◆ **Dataset**:
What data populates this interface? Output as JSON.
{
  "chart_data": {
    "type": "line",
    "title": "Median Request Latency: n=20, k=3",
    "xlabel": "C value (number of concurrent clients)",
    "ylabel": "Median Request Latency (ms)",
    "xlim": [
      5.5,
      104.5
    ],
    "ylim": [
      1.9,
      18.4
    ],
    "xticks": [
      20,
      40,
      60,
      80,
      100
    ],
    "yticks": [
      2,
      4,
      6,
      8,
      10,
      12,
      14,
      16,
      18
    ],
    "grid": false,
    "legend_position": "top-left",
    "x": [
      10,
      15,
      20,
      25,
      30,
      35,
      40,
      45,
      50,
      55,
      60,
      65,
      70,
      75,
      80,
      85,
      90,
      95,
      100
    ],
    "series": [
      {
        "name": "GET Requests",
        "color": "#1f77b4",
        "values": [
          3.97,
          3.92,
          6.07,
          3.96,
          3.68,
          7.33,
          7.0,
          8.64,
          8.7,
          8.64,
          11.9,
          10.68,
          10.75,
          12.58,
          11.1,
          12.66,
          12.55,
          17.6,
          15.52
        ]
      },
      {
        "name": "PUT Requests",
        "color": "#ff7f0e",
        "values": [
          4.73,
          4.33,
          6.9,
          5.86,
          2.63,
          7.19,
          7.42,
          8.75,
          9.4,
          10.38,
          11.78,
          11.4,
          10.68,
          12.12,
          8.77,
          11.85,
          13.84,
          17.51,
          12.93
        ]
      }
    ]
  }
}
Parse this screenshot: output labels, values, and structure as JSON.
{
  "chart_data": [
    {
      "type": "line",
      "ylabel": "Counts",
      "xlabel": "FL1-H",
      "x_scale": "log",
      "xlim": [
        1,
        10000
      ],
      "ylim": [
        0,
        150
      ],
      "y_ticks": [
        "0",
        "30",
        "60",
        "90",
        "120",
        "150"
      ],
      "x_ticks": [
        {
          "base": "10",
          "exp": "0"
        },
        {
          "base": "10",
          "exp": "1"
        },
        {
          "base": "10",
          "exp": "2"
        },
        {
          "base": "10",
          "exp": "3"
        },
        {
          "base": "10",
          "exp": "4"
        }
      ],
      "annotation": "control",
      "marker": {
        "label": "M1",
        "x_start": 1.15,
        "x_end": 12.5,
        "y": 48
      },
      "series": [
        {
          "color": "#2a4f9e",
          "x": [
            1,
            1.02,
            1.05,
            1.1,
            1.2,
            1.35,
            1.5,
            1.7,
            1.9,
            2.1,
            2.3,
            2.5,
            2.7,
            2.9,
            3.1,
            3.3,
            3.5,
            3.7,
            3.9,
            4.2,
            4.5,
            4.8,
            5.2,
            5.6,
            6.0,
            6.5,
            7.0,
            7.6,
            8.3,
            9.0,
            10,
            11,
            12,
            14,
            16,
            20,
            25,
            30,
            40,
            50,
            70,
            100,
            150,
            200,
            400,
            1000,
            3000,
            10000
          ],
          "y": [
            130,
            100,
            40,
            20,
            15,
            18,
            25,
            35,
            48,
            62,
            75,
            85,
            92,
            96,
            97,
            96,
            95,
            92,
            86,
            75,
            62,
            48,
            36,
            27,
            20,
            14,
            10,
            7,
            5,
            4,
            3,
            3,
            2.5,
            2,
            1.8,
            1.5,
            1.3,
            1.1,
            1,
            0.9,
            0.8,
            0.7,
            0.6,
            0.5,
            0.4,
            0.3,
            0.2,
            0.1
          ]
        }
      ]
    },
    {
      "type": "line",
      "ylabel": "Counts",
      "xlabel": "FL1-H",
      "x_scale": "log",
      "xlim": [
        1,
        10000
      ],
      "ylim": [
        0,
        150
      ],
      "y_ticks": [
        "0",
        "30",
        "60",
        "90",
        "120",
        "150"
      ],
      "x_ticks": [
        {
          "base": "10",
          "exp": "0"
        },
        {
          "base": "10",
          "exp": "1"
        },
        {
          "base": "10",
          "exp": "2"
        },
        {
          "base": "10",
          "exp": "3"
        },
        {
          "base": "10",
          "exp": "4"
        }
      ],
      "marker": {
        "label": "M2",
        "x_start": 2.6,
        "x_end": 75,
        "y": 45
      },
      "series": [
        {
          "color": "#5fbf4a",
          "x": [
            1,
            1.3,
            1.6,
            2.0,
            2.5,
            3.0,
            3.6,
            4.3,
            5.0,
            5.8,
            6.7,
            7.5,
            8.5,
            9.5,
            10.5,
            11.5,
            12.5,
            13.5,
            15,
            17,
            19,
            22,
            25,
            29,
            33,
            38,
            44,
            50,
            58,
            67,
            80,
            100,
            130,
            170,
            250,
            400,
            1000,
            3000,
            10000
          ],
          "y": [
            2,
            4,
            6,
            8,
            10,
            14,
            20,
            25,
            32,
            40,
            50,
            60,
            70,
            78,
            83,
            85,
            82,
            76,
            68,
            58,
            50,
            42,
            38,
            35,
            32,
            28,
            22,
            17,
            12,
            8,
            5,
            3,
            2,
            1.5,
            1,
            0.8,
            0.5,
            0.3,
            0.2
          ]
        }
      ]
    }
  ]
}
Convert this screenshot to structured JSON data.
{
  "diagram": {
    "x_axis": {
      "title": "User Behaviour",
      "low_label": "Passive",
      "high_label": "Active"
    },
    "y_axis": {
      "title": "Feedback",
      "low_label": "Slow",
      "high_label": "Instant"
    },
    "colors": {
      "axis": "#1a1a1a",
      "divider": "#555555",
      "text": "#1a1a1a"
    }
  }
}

◆ **Exercise description**:
Starting at the line that contains "Convert this screenshot", retype each line through the end of the listing above and nothing else.

◆ **Exercise answer**:
Convert this screenshot to structured JSON data.
{
  "diagram": {
    "x_axis": {
      "title": "User Behaviour",
      "low_label": "Passive",
      "high_label": "Active"
    },
    "y_axis": {
      "title": "Feedback",
      "low_label": "Slow",
      "high_label": "Instant"
    },
    "colors": {
      "axis": "#1a1a1a",
      "divider": "#555555",
      "text": "#1a1a1a"
    }
  }
}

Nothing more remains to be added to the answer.